Problem requirements | Write out all of the data without omission, exactly as shown.

Collected data:
** Start **

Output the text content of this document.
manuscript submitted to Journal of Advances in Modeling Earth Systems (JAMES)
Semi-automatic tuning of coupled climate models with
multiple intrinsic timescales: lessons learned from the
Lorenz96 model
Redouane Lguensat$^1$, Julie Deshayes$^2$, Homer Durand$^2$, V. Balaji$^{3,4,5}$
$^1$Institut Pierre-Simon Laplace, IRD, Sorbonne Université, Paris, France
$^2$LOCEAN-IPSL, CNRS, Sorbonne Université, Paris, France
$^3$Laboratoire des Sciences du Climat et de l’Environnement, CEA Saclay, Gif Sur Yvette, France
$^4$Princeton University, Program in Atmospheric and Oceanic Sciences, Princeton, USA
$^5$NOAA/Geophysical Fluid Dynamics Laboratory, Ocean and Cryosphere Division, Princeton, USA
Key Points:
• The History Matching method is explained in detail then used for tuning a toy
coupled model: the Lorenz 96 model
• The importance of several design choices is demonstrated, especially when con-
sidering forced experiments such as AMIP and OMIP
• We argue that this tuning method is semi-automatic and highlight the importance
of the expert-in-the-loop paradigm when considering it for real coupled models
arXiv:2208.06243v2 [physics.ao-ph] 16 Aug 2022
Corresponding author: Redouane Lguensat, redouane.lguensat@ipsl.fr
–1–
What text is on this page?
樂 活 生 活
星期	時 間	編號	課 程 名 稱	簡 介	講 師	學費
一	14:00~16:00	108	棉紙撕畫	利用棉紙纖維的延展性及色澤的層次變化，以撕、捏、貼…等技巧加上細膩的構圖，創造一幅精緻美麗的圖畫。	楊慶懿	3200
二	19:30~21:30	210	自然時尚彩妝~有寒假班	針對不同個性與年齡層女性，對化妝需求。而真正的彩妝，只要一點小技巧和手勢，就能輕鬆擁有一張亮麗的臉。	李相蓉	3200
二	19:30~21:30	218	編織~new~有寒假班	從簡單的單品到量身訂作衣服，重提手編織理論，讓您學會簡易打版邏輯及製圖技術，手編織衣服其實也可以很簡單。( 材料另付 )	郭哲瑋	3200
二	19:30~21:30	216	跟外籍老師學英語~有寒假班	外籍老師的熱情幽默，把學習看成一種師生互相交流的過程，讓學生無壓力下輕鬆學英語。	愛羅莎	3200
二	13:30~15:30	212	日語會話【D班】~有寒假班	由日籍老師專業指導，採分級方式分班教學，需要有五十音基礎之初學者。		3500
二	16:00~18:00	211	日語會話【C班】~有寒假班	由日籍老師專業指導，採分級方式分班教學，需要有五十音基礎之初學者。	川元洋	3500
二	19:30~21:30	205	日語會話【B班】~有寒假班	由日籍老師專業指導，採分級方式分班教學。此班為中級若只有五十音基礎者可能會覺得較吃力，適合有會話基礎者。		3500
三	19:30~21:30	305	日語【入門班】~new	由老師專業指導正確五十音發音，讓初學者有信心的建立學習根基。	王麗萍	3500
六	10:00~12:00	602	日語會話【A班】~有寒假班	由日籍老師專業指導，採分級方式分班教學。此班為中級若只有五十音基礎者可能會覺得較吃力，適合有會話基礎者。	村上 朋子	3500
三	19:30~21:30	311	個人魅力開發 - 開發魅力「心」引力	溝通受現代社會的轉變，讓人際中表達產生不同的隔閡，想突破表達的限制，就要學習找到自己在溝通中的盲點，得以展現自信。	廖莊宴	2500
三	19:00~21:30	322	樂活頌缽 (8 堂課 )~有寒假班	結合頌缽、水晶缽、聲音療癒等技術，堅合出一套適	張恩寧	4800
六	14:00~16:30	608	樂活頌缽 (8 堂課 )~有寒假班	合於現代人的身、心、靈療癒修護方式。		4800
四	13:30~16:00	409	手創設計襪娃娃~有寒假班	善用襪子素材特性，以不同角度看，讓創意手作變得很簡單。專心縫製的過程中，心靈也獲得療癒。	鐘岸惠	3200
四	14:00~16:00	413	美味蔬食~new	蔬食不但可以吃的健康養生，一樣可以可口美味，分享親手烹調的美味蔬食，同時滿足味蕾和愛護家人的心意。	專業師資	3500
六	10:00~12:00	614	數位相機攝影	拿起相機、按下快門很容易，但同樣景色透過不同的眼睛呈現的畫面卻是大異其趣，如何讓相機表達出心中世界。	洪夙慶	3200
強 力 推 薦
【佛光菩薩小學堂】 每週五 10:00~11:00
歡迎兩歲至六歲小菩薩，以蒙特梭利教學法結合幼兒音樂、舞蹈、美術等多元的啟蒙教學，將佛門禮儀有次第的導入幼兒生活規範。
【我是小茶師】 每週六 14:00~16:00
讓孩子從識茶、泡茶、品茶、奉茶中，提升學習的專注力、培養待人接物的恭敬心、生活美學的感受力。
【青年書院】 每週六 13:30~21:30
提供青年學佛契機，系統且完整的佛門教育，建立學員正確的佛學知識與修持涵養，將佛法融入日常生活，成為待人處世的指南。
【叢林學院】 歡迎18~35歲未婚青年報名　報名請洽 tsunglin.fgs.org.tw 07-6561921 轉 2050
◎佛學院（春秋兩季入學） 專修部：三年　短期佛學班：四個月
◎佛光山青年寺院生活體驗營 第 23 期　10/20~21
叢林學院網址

** End **

Answer in full |
Output the text content of this document.
manuscript submitted to Journal of Advances in Modeling Earth Systems (JAMES)
Semi-automatic tuning of coupled climate models with
multiple intrinsic timescales: lessons learned from the
Lorenz96 model
Redouane Lguensat$^1$, Julie Deshayes$^2$, Homer Durand$^2$, V. Balaji$^{3,4,5}$
$^1$Institut Pierre-Simon Laplace, IRD, Sorbonne Université, Paris, France
$^2$LOCEAN-IPSL, CNRS, Sorbonne Université, Paris, France
$^3$Laboratoire des Sciences du Climat et de l’Environnement, CEA Saclay, Gif Sur Yvette, France
$^4$Princeton University, Program in Atmospheric and Oceanic Sciences, Princeton, USA
$^5$NOAA/Geophysical Fluid Dynamics Laboratory, Ocean and Cryosphere Division, Princeton, USA
Key Points:
• The History Matching method is explained in detail then used for tuning a toy
coupled model: the Lorenz 96 model
• The importance of several design choices is demonstrated, especially when con-
sidering forced experiments such as AMIP and OMIP
• We argue that this tuning method is semi-automatic and highlight the importance
of the expert-in-the-loop paradigm when considering it for real coupled models
arXiv:2208.06243v2 [physics.ao-ph] 16 Aug 2022
Corresponding author: Redouane Lguensat, redouane.lguensat@ipsl.fr
–1–
What text is on this page?
樂 活 生 活
星期	時 間	編號	課 程 名 稱	簡 介	講 師	學費
一	14:00~16:00	108	棉紙撕畫	利用棉紙纖維的延展性及色澤的層次變化，以撕、捏、貼…等技巧加上細膩的構圖，創造一幅精緻美麗的圖畫。	楊慶懿	3200
二	19:30~21:30	210	自然時尚彩妝~有寒假班	針對不同個性與年齡層女性，對化妝需求。而真正的彩妝，只要一點小技巧和手勢，就能輕鬆擁有一張亮麗的臉。	李相蓉	3200
二	19:30~21:30	218	編織~new~有寒假班	從簡單的單品到量身訂作衣服，重提手編織理論，讓您學會簡易打版邏輯及製圖技術，手編織衣服其實也可以很簡單。( 材料另付 )	郭哲瑋	3200
二	19:30~21:30	216	跟外籍老師學英語~有寒假班	外籍老師的熱情幽默，把學習看成一種師生互相交流的過程，讓學生無壓力下輕鬆學英語。	愛羅莎	3200
二	13:30~15:30	212	日語會話【D班】~有寒假班	由日籍老師專業指導，採分級方式分班教學，需要有五十音基礎之初學者。		3500
二	16:00~18:00	211	日語會話【C班】~有寒假班	由日籍老師專業指導，採分級方式分班教學，需要有五十音基礎之初學者。	川元洋	3500
二	19:30~21:30	205	日語會話【B班】~有寒假班	由日籍老師專業指導，採分級方式分班教學。此班為中級若只有五十音基礎者可能會覺得較吃力，適合有會話基礎者。		3500
三	19:30~21:30	305	日語【入門班】~new	由老師專業指導正確五十音發音，讓初學者有信心的建立學習根基。	王麗萍	3500
六	10:00~12:00	602	日語會話【A班】~有寒假班	由日籍老師專業指導，採分級方式分班教學。此班為中級若只有五十音基礎者可能會覺得較吃力，適合有會話基礎者。	村上 朋子	3500
三	19:30~21:30	311	個人魅力開發 - 開發魅力「心」引力	溝通受現代社會的轉變，讓人際中表達產生不同的隔閡，想突破表達的限制，就要學習找到自己在溝通中的盲點，得以展現自信。	廖莊宴	2500
三	19:00~21:30	322	樂活頌缽 (8 堂課 )~有寒假班	結合頌缽、水晶缽、聲音療癒等技術，堅合出一套適	張恩寧	4800
六	14:00~16:30	608	樂活頌缽 (8 堂課 )~有寒假班	合於現代人的身、心、靈療癒修護方式。		4800
四	13:30~16:00	409	手創設計襪娃娃~有寒假班	善用襪子素材特性，以不同角度看，讓創意手作變得很簡單。專心縫製的過程中，心靈也獲得療癒。	鐘岸惠	3200
四	14:00~16:00	413	美味蔬食~new	蔬食不但可以吃的健康養生，一樣可以可口美味，分享親手烹調的美味蔬食，同時滿足味蕾和愛護家人的心意。	專業師資	3500
六	10:00~12:00	614	數位相機攝影	拿起相機、按下快門很容易，但同樣景色透過不同的眼睛呈現的畫面卻是大異其趣，如何讓相機表達出心中世界。	洪夙慶	3200
強 力 推 薦
【佛光菩薩小學堂】 每週五 10:00~11:00
歡迎兩歲至六歲小菩薩，以蒙特梭利教學法結合幼兒音樂、舞蹈、美術等多元的啟蒙教學，將佛門禮儀有次第的導入幼兒生活規範。
【我是小茶師】 每週六 14:00~16:00
讓孩子從識茶、泡茶、品茶、奉茶中，提升學習的專注力、培養待人接物的恭敬心、生活美學的感受力。
【青年書院】 每週六 13:30~21:30
提供青年學佛契機，系統且完整的佛門教育，建立學員正確的佛學知識與修持涵養，將佛法融入日常生活，成為待人處世的指南。
【叢林學院】 歡迎18~35歲未婚青年報名　報名請洽 tsunglin.fgs.org.tw 07-6561921 轉 2050
◎佛學院（春秋兩季入學） 專修部：三年　短期佛學班：四個月
◎佛光山青年寺院生活體驗營 第 23 期　10/20~21
叢林學院網址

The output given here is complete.